*Complete the following*.
1 – In the passage about learning and teaching preaching, copy the words starting with "All of this" and going on through "and rhetorical devices.".
2 – List the basic skills of the homiletical craft that the passage about learning and teaching preaching says can be taught.

*Extract provided*.
##########

When I went off to divinity school, I never took a preaching class. It was the
60s, and preaching was passé. It was years later, after I was ordained, that I took
my first preaching course from Bill Skudlarek, a Benedictine and a Princeton Ph.D. (Class
of 1976) teaching at St. Johns Abbey in Collegeville, Minnesota. In retrospect,
those summers at St. Johns were a turning point for me. I began to think
theologically about what I was doing, rather than simply relying on my gifts and the
churchly models I had imitated. Later, at Union Seminary in New York, I had the privilege
of serving under James A. Forbes as a tutor in his basic preaching class, and to continue
thinking about preaching from the standpoint of what Rudolf Bultmann called the
Christ-event. |

All of this is to say that there are many ways we come to the preaching task even
before we take Introduction to Preaching. Students bring all sorts of experiences and
models into the classroom. What I try to do as a teacher of preachers is to encourage them
to join me in exposing what we bring to the pulpit to the light of the knowledge of
the glory of God in the face of Jesus Christ. Such testing of our proclamation is
necessary for the sake of the preacher, the church, and the Gospel itself. As a teacher of
preachers, I am also a coach or a cultivator trying to assist students in stirring up
their gift of prophecy. There are certain basic skills of the homiletical craft that can
be taught, things like exegetical method, sermonic structures, and rhetorical devices.

##########

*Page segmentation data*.
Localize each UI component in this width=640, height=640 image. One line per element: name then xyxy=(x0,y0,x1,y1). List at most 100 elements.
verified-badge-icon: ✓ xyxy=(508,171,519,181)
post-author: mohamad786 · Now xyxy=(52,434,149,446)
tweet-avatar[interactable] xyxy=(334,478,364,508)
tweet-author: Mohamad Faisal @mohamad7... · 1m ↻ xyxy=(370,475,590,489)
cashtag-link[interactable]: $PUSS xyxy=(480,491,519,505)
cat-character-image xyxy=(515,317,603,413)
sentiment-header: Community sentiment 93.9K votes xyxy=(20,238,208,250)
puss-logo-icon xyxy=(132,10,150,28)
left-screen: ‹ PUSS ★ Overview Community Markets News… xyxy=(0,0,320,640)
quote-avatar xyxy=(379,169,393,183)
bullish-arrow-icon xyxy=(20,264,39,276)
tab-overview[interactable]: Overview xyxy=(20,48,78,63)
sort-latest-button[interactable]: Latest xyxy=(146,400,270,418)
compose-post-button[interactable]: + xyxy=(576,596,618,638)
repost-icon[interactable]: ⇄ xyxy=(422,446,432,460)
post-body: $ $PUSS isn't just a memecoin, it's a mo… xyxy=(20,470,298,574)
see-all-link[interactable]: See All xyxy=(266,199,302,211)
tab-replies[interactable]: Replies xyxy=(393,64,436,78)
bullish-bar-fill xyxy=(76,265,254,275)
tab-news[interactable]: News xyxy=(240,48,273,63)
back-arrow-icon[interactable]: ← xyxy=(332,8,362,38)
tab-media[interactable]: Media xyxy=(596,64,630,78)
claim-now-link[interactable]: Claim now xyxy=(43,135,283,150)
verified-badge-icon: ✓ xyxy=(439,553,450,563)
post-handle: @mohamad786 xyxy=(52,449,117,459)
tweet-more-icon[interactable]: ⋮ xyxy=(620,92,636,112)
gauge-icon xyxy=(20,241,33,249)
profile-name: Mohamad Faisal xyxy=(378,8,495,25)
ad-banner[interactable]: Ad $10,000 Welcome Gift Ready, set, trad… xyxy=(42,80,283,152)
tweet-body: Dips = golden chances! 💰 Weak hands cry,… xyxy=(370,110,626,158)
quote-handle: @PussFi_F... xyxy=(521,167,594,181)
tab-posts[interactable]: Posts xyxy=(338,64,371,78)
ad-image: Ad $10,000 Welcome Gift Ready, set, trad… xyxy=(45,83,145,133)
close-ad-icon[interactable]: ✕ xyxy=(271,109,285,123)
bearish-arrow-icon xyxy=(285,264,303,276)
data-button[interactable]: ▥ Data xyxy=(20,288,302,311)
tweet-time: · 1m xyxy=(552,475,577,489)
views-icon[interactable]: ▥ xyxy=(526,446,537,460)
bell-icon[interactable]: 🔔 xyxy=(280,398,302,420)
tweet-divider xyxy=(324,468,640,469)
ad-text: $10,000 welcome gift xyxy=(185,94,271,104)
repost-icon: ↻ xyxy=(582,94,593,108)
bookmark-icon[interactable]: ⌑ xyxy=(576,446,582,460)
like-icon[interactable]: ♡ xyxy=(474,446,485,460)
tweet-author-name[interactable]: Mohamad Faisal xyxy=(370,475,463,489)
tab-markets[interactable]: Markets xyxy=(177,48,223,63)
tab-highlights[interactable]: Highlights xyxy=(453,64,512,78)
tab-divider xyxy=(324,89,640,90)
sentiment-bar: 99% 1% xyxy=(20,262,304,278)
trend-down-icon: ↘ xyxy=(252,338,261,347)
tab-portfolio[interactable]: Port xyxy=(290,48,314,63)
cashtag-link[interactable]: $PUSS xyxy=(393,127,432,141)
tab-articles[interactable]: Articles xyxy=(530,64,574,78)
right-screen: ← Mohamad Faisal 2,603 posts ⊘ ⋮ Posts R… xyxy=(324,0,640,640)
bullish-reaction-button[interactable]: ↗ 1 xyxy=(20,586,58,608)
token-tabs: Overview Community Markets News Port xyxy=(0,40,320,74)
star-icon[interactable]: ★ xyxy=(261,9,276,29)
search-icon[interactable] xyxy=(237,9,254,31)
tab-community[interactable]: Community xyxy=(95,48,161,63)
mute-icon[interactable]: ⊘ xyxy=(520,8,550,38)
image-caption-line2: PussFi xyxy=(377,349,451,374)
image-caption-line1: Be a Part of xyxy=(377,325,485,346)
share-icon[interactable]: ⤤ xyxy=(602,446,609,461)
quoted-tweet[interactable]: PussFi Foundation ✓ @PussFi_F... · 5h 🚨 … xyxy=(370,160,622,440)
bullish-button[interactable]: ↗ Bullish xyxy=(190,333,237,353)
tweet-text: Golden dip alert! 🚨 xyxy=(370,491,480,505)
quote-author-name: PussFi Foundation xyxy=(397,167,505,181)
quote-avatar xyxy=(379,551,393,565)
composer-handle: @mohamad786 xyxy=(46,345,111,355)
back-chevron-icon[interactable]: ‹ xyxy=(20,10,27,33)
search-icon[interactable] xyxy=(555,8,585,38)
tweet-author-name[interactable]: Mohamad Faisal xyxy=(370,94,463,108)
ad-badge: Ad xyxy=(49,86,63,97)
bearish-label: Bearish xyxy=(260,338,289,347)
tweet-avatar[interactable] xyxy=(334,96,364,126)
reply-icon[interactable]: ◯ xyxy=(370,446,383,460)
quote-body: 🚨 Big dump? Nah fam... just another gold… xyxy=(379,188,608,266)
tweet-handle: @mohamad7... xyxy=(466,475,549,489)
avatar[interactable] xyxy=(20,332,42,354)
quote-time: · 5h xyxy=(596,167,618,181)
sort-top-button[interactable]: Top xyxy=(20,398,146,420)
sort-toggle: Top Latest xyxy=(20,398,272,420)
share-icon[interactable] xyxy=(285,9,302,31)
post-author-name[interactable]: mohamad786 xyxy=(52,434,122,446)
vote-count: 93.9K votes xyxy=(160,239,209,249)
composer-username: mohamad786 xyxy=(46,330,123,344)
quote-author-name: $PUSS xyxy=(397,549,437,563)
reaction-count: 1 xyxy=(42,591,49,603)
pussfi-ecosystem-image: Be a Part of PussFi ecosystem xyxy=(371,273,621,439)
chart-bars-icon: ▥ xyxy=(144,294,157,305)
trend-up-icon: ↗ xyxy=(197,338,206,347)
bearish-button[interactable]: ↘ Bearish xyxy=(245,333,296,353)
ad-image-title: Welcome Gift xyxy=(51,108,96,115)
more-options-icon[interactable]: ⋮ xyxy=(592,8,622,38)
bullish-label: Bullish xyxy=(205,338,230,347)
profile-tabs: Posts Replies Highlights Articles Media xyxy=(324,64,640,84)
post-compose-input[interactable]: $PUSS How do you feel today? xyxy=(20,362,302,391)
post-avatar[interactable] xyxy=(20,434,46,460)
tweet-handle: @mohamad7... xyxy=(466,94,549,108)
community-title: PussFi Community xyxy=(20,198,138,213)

##########

*Activity answers*.
1 –
All of this is to say that there are many ways we come to the preaching task even
before we take Introduction to Preaching. Students bring all sorts of experiences and
models into the classroom. What I try to do as a teacher of preachers is to encourage them
to join me in exposing what we bring to the pulpit to the light of the knowledge of
the glory of God in the face of Jesus Christ. Such testing of our proclamation is
necessary for the sake of the preacher, the church, and the Gospel itself. As a teacher of
preachers, I am also a coach or a cultivator trying to assist students in stirring up
their gift of prophecy. There are certain basic skills of the homiletical craft that can
be taught, things like exegetical method, sermonic structures, and rhetorical devices.

2 – Exegetical method, sermonic structures, and rhetorical devices